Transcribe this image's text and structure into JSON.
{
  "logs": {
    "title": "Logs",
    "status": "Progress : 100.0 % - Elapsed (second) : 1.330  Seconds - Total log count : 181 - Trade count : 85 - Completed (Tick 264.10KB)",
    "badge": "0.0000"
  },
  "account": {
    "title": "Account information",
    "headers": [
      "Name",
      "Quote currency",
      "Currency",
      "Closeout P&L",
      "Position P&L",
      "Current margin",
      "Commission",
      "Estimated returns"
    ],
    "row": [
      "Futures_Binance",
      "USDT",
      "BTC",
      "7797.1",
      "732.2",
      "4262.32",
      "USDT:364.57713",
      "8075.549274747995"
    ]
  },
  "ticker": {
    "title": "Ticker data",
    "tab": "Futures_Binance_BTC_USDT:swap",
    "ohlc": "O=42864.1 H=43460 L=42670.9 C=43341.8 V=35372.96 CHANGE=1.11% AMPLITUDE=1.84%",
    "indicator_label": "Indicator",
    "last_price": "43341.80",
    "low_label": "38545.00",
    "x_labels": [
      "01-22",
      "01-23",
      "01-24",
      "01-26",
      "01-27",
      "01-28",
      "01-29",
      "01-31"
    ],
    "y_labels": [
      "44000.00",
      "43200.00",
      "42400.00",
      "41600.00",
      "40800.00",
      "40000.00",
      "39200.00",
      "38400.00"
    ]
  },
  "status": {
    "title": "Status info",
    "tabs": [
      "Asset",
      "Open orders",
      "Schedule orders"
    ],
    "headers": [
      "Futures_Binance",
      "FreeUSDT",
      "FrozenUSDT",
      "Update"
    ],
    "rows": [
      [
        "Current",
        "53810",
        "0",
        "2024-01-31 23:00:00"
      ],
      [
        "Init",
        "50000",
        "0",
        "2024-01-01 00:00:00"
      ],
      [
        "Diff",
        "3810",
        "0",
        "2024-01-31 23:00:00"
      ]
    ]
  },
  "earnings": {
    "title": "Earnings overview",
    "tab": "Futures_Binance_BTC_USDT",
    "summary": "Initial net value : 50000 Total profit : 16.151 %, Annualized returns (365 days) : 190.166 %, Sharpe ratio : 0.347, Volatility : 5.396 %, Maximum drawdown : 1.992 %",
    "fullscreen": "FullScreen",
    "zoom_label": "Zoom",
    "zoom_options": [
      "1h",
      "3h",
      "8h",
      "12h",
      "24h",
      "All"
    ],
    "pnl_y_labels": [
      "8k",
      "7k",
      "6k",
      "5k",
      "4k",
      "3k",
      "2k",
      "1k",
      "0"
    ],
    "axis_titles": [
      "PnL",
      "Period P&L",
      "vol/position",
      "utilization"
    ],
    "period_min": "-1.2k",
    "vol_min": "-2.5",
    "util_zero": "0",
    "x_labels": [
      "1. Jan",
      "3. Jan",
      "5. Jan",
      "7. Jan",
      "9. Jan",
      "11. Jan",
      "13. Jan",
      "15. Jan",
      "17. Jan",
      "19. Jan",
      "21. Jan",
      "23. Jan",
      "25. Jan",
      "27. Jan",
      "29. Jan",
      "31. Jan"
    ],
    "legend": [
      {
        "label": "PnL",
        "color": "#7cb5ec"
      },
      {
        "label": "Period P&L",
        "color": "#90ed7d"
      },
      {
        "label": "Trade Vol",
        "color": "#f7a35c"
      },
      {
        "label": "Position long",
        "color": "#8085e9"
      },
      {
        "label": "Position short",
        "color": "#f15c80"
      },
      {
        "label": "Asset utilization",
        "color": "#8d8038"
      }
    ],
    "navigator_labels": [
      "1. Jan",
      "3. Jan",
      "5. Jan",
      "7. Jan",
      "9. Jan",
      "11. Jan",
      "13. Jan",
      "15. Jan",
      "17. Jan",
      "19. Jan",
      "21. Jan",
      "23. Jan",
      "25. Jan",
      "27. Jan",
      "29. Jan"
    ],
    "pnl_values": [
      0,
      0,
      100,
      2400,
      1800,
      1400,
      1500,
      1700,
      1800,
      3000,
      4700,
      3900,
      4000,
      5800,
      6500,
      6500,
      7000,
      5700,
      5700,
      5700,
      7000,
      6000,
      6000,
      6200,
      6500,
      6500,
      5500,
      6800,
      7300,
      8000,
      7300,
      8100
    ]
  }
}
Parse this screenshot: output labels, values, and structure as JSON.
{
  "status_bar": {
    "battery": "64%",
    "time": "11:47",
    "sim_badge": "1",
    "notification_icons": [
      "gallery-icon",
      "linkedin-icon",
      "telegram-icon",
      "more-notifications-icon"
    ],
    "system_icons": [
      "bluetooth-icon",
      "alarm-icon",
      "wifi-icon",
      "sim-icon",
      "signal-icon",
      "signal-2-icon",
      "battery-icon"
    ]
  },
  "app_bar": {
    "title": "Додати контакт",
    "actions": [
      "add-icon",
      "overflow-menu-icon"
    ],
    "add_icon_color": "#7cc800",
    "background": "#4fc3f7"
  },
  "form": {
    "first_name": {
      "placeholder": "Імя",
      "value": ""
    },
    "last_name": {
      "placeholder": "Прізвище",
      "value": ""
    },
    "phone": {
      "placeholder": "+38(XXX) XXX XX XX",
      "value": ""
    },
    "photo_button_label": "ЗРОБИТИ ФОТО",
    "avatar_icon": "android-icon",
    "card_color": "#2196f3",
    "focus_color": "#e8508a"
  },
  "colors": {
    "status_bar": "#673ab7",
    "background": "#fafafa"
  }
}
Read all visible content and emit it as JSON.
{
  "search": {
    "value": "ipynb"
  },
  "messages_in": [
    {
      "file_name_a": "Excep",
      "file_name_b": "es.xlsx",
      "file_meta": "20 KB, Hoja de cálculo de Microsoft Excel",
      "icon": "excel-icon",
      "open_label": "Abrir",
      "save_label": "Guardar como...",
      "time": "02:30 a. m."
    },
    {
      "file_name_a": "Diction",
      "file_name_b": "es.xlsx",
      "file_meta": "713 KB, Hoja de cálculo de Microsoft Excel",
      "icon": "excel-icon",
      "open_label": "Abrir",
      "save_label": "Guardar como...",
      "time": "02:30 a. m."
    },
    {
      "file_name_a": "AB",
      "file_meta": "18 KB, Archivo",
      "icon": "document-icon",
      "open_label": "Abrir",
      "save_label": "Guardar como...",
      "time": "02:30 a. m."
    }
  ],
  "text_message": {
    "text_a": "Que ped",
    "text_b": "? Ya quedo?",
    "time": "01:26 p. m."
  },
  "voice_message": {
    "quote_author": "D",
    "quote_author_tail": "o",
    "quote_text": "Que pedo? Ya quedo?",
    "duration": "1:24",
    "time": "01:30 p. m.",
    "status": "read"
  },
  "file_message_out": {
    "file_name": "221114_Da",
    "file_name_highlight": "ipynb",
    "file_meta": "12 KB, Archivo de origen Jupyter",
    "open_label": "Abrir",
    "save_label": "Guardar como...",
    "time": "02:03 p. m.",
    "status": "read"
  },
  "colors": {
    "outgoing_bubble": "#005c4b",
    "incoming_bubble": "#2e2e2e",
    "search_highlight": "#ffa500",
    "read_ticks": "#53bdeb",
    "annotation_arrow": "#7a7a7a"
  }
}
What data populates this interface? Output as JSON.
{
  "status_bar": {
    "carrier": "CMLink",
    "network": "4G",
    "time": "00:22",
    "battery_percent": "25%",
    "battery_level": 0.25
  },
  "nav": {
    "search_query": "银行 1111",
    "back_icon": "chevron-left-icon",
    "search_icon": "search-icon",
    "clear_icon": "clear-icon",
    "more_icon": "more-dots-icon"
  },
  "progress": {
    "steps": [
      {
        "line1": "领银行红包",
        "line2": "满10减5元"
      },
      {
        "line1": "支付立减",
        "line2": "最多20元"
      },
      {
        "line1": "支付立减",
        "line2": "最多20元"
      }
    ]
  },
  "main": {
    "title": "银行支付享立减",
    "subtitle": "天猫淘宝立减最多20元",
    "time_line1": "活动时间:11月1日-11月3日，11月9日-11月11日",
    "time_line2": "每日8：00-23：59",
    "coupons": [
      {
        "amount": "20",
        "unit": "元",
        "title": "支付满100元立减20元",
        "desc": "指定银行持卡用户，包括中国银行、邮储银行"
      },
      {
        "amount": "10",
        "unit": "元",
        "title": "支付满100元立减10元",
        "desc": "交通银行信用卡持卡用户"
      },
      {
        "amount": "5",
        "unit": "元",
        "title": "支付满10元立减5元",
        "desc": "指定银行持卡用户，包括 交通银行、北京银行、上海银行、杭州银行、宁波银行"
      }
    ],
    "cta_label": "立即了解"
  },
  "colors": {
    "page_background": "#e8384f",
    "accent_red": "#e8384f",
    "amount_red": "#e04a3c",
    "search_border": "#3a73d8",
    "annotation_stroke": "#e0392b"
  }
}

·····

- [TO DO] In the material above, find each line that contains the word "指定银行持卡用户", and select it.

- [FINAL RESULT]
        "desc": "指定银行持卡用户，包括中国银行、邮储银行"
        "desc": "指定银行持卡用户，包括 交通银行、北京银行、上海银行、杭州银行、宁波银行"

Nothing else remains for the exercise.